> **EXTRACT TO READ**:
┄┄┄┄┄┄

Java Get Generic Type without extends

Question

I have a simple interface like this.

public interface EntityClass
{    
   public void setId(final Integer id);    
   public Integer getId();    
}

and a class

public Student implements EntityClass{}

But this code is giving me error i want to know the Generic Type

public class MyGenericType<T extends EntityClass>
{
     private final Class<? extends EntityClass>genericClazz;
     public MyGenericType()
     {   
        genericClazz=(Class<? extends EntityClass>)((ParameterizedType)getClass().getGenericSuperclass()).getActualTypeArguments()[0];
        return;
     }        
 }

Later i try this code like this

public static void main(String[] args) 
{        
     final MyGenericType<Student>action = new MyGenericType<>();
}

But it throws

Exception in thread "main" java.lang.ClassCastException: java.lang.Class cannot be cast to java.lang.reflect.ParameterizedType

This code i been using it but extending from subclass but i dont want to my GenericType extending from any class.

What can i do to be able to get the Student type from this code.

final MyGenericType<Student>action = new MyGenericType<>();

Because i need to get a Hibernate namedQuery.

Answer 1

You can't get information about the generic type because of erasure, which, in short, means that the Java compiler doesn't keep generic type information about the actual instance in the generated byte code.

However, the compiler does not remove generic type information of the superclass of the actual instance. So you can use (ParameterizedType) this.getClass().getGenericSuperclass() on a descendant of the class that has a generic type parameter, and, for that, you need to use the extends keyword:

public interface EntityClass {
    public void setId(final Integer id);

    public Integer getId();
}

public class Student
    implements EntityClass {

    // getters and setters
}

public abstract class MyGenericType<T extends EntityClass> {

    private final Class<T> genericClazz;

    @SuppressWarnings("unchecked")
    public MyGenericType() {
        this.genericClazz = (Class<T>) ((ParameterizedType) this.getClass().getGenericSuperclass())

┄┄┄┄┄┄

> **DATA ROWS**:

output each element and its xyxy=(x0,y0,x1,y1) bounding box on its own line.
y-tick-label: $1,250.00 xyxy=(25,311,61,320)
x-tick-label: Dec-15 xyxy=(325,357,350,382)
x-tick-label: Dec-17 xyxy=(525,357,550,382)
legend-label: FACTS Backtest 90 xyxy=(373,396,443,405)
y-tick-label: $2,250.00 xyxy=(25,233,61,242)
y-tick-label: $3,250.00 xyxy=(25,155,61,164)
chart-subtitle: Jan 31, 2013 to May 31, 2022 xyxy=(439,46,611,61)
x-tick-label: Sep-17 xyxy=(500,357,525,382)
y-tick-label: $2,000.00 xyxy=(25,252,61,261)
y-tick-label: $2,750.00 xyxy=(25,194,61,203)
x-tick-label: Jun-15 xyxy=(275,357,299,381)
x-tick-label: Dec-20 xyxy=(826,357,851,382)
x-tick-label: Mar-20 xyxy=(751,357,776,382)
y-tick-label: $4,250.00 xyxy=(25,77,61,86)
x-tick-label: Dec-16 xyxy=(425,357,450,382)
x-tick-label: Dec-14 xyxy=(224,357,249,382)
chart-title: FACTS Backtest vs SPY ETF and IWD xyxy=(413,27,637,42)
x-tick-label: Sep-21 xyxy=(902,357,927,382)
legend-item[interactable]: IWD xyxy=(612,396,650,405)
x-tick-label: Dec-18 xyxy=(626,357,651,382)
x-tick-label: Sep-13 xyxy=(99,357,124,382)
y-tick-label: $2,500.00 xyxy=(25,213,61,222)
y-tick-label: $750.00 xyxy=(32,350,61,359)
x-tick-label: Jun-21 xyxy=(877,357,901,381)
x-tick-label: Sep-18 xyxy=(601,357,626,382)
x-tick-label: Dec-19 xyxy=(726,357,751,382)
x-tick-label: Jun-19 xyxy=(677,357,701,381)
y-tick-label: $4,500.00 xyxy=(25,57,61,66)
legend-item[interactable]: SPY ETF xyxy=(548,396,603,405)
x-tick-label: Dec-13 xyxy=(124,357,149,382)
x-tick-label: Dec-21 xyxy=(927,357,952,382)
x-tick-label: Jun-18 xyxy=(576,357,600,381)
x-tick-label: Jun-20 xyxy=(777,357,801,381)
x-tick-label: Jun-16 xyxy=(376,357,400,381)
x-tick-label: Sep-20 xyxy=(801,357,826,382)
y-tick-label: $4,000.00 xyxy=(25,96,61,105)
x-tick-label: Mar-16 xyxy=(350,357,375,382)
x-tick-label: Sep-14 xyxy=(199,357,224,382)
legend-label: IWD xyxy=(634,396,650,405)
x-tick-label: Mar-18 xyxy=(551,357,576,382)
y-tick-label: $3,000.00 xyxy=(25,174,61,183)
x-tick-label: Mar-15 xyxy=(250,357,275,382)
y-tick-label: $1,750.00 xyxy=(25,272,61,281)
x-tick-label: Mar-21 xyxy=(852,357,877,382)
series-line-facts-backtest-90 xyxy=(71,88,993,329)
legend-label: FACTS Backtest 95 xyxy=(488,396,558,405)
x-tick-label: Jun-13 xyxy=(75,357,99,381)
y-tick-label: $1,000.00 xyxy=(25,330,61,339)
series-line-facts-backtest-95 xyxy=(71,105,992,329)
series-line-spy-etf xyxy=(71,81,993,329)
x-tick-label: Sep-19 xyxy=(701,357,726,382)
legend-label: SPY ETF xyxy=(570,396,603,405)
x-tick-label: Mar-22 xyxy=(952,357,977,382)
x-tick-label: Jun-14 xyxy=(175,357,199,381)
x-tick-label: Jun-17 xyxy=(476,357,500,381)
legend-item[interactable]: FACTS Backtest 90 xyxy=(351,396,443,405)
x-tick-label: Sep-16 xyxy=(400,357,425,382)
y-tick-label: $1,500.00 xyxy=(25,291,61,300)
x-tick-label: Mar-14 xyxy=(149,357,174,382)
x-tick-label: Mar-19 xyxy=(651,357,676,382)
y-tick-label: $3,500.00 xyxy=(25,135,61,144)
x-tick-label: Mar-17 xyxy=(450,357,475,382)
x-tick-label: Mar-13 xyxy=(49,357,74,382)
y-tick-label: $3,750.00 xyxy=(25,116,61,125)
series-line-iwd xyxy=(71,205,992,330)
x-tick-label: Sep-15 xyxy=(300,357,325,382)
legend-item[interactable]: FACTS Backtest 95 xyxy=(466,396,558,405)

┄┄┄┄┄┄

> **PROBLEM SET**:
1: Decide whether each statement agrees with the Java generics thread. Answer yes or no for each, and quote the words from the thread that decide it. (a) The exception reports that java.lang.Class cannot be cast to java.lang.reflect.ParameterizedType. (b) The answer says the compiler also removes the generic type information of the superclass of the actual instance. (c) The asker wants the Student type in order to get a Hibernate namedQuery.
2: Translate this sentence from the Java generics thread into Spanish: "However, the compiler does not remove generic type information of the superclass of the actual instance."
The material above comes from a separate source, unrelated to the Java generics thread.

> **RESULTS IN ORDER**:
1:
(a) Yes: "java.lang.Class cannot be cast to java.lang.reflect.ParameterizedType"
(b) No: "the compiler does not remove generic type information of the superclass of the actual instance"
(c) Yes: "Because i need to get a Hibernate namedQuery."

2: Sin embargo, el compilador no elimina la información de tipo genérico de la superclase de la instancia real.